[Start of STORED RECORDS]
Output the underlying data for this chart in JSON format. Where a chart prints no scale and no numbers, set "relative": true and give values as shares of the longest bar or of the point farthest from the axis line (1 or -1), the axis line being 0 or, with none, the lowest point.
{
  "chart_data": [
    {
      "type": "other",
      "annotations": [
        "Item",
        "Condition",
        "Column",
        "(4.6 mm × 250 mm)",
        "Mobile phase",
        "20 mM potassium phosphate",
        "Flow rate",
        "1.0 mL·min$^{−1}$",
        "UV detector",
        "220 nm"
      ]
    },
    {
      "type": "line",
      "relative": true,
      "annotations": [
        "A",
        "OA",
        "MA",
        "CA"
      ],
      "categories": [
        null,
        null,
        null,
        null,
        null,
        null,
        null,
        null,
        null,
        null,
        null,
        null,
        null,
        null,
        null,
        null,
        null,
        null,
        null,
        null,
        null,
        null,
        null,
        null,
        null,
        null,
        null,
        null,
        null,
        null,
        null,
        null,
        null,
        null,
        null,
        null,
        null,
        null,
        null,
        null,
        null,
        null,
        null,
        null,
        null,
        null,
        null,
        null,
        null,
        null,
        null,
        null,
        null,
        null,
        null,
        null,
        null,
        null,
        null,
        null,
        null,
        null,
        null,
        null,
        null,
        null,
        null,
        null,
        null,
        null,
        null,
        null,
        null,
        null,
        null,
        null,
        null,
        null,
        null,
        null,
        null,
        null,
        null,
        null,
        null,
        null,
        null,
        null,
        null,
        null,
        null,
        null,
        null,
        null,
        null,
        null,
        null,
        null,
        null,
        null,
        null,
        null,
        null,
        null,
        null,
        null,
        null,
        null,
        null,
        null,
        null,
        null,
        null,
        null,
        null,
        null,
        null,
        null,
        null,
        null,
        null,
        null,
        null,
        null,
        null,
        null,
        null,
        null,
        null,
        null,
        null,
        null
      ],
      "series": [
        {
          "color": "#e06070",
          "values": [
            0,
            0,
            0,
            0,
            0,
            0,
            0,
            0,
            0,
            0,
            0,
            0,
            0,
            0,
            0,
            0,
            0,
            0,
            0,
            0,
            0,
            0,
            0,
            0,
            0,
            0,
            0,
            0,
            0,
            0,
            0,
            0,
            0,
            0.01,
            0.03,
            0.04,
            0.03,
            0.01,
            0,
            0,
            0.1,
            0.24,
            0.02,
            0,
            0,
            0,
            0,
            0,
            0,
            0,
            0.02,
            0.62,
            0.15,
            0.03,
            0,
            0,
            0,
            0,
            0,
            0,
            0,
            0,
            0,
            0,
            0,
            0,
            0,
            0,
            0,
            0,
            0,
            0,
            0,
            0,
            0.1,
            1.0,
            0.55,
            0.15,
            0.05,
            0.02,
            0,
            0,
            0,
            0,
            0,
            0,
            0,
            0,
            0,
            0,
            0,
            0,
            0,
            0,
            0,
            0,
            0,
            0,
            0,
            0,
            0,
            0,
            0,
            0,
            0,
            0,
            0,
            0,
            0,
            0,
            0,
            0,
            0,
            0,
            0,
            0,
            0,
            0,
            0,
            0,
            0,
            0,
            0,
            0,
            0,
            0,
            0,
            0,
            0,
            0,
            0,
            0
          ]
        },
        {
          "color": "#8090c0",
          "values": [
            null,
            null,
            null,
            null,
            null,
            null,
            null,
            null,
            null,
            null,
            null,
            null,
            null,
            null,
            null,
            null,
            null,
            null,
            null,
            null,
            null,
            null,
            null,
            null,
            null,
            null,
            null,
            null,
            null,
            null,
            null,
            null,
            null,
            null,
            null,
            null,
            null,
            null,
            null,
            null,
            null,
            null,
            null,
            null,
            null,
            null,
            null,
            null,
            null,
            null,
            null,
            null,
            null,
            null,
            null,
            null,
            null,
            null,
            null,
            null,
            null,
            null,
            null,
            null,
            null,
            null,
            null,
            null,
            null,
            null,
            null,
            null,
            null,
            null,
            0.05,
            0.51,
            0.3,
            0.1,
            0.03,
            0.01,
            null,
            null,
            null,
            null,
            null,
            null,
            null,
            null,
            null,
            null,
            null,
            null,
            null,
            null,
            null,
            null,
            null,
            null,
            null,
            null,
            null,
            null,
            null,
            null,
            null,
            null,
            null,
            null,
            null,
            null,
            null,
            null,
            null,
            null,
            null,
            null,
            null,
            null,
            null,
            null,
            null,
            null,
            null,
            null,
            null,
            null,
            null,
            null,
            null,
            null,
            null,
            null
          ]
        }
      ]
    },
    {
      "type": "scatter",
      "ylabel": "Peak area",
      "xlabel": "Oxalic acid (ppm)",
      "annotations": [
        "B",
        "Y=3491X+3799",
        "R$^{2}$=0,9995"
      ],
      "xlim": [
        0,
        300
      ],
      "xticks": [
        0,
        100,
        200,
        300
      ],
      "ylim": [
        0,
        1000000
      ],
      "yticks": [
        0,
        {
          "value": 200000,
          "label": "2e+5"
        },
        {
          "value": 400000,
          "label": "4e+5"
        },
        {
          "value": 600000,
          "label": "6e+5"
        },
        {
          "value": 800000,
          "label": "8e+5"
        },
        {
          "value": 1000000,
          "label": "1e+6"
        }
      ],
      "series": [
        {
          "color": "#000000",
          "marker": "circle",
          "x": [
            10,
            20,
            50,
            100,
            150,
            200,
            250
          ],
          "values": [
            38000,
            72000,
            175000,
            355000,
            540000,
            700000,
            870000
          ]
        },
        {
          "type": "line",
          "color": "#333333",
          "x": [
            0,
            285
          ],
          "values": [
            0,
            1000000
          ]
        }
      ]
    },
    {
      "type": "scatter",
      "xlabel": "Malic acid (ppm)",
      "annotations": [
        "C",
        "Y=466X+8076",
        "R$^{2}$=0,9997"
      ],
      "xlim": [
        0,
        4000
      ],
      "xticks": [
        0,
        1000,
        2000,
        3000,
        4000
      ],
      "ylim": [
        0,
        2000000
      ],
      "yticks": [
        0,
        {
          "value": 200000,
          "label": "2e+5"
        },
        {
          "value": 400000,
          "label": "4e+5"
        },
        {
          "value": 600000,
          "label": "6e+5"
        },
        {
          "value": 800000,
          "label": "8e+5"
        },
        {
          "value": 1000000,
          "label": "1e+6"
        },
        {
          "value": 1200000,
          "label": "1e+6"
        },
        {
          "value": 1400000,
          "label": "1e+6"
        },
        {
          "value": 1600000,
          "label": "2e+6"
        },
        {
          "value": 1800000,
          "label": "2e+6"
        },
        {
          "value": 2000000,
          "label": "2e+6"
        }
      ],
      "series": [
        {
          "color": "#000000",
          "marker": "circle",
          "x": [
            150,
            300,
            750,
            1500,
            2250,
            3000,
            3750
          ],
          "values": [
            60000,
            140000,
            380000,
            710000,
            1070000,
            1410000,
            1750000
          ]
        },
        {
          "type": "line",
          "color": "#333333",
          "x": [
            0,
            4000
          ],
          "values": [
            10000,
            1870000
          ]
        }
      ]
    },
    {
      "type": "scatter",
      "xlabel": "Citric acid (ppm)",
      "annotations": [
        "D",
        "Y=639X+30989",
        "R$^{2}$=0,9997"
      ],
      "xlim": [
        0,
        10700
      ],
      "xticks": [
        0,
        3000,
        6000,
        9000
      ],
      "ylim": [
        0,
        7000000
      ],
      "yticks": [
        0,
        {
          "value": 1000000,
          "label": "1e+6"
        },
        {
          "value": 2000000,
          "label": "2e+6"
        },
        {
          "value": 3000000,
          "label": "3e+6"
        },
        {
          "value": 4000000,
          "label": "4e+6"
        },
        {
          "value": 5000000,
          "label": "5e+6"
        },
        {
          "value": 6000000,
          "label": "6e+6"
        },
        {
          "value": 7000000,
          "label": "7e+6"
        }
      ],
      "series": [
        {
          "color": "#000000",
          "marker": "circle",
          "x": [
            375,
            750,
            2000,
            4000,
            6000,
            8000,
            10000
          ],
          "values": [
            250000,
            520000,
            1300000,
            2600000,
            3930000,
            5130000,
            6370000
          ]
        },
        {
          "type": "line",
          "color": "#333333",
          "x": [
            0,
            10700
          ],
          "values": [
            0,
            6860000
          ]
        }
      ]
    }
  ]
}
[End of STORED RECORDS]
**PROBLEM DESCRIPTION**
Locate each line containing the string "true" and show it.

**TASK ANSWER**
Output the underlying data for this chart in JSON format. Where a chart prints no scale and no numbers, set "relative": true and give values as shares of the longest bar or of the point farthest from the axis line (1 or -1), the axis line being 0 or, with none, the lowest point.
      "relative": true,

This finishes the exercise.